Material to process:
========

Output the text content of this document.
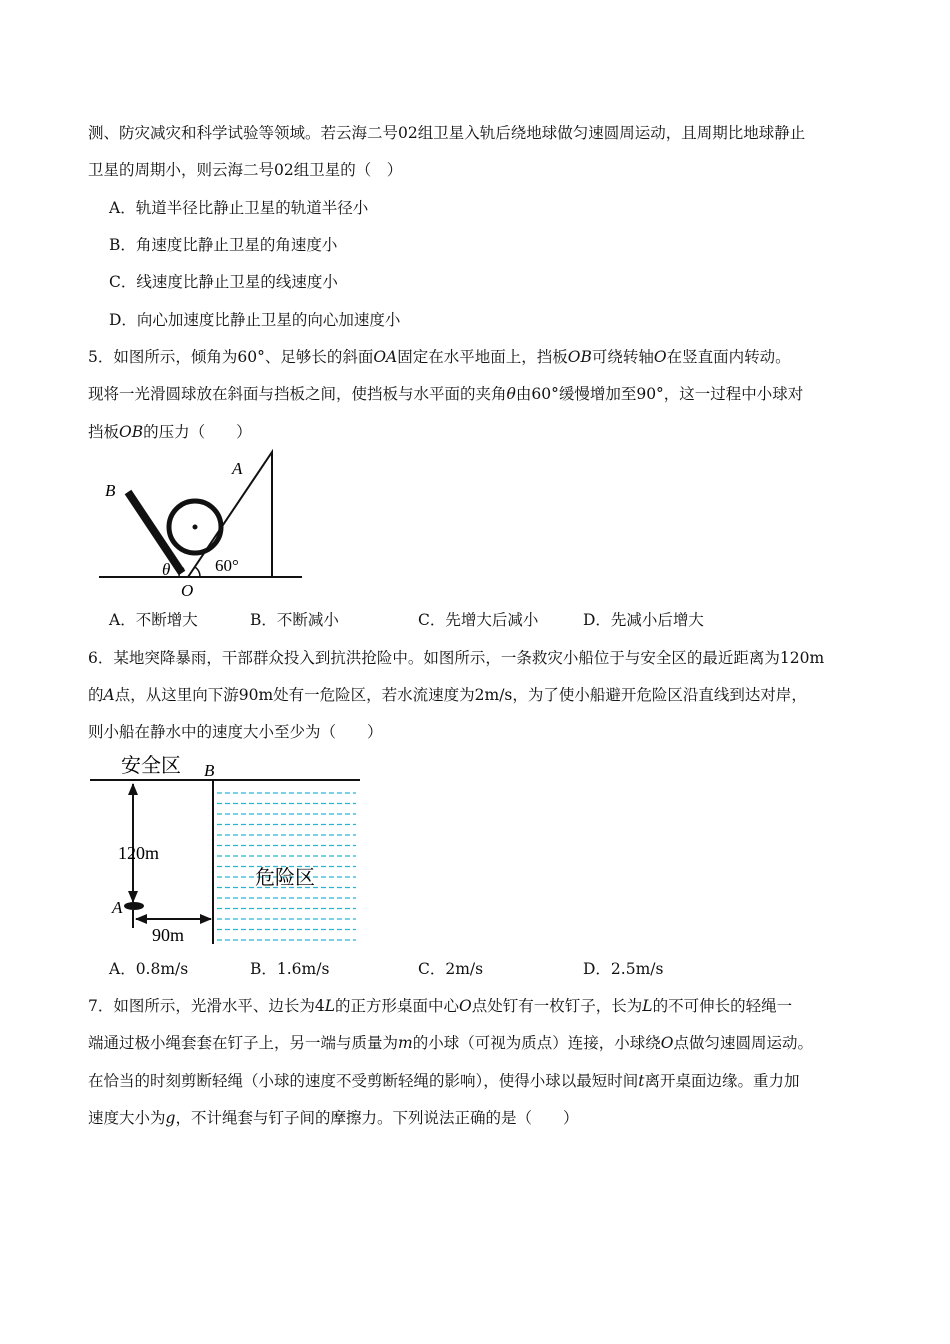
测、防灾减灾和科学试验等领域。若云海二号02组卫星入轨后绕地球做匀速圆周运动，且周期比地球静止
卫星的周期小，则云海二号02组卫星的（　）
A．轨道半径比静止卫星的轨道半径小
B．角速度比静止卫星的角速度小
C．线速度比静止卫星的线速度小
D．向心加速度比静止卫星的向心加速度小
5．如图所示，倾角为60°、足够长的斜面OA固定在水平地面上，挡板OB可绕转轴O在竖直面内转动。
现将一光滑圆球放在斜面与挡板之间，使挡板与水平面的夹角θ由60°缓慢增加至90°，这一过程中小球对
挡板OB的压力（　　）
B
A
θ	60°
O
A．不断增大	B．不断减小	C．先增大后减小	D．先减小后增大
6．某地突降暴雨，干部群众投入到抗洪抢险中。如图所示，一条救灾小船位于与安全区的最近距离为120m
的A点，从这里向下游90m处有一危险区，若水流速度为2m/s，为了使小船避开危险区沿直线到达对岸，
则小船在静水中的速度大小至少为（　　）
安全区 B
120m
危险区
A
90m
A．0.8m/s	B．1.6m/s	C．2m/s	D．2.5m/s
7．如图所示，光滑水平、边长为4L的正方形桌面中心O点处钉有一枚钉子，长为L的不可伸长的轻绳一
端通过极小绳套套在钉子上，另一端与质量为m的小球（可视为质点）连接，小球绕O点做匀速圆周运动。
在恰当的时刻剪断轻绳（小球的速度不受剪断轻绳的影响），使得小球以最短时间t离开桌面边缘。重力加
速度大小为g，不计绳套与钉子间的摩擦力。下列说法正确的是（　　）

========

Give the data again exactly as written, with all pictures left out.

Output the text content of this document.
测、防灾减灾和科学试验等领域。若云海二号02组卫星入轨后绕地球做匀速圆周运动，且周期比地球静止
卫星的周期小，则云海二号02组卫星的（　）
A．轨道半径比静止卫星的轨道半径小
B．角速度比静止卫星的角速度小
C．线速度比静止卫星的线速度小
D．向心加速度比静止卫星的向心加速度小
5．如图所示，倾角为60°、足够长的斜面OA固定在水平地面上，挡板OB可绕转轴O在竖直面内转动。
现将一光滑圆球放在斜面与挡板之间，使挡板与水平面的夹角θ由60°缓慢增加至90°，这一过程中小球对
挡板OB的压力（　　）
B
A
θ	60°
O
A．不断增大	B．不断减小	C．先增大后减小	D．先减小后增大
6．某地突降暴雨，干部群众投入到抗洪抢险中。如图所示，一条救灾小船位于与安全区的最近距离为120m
的A点，从这里向下游90m处有一危险区，若水流速度为2m/s，为了使小船避开危险区沿直线到达对岸，
则小船在静水中的速度大小至少为（　　）
安全区 B
120m
危险区
A
90m
A．0.8m/s	B．1.6m/s	C．2m/s	D．2.5m/s
7．如图所示，光滑水平、边长为4L的正方形桌面中心O点处钉有一枚钉子，长为L的不可伸长的轻绳一
端通过极小绳套套在钉子上，另一端与质量为m的小球（可视为质点）连接，小球绕O点做匀速圆周运动。
在恰当的时刻剪断轻绳（小球的速度不受剪断轻绳的影响），使得小球以最短时间t离开桌面边缘。重力加
速度大小为g，不计绳套与钉子间的摩擦力。下列说法正确的是（　　）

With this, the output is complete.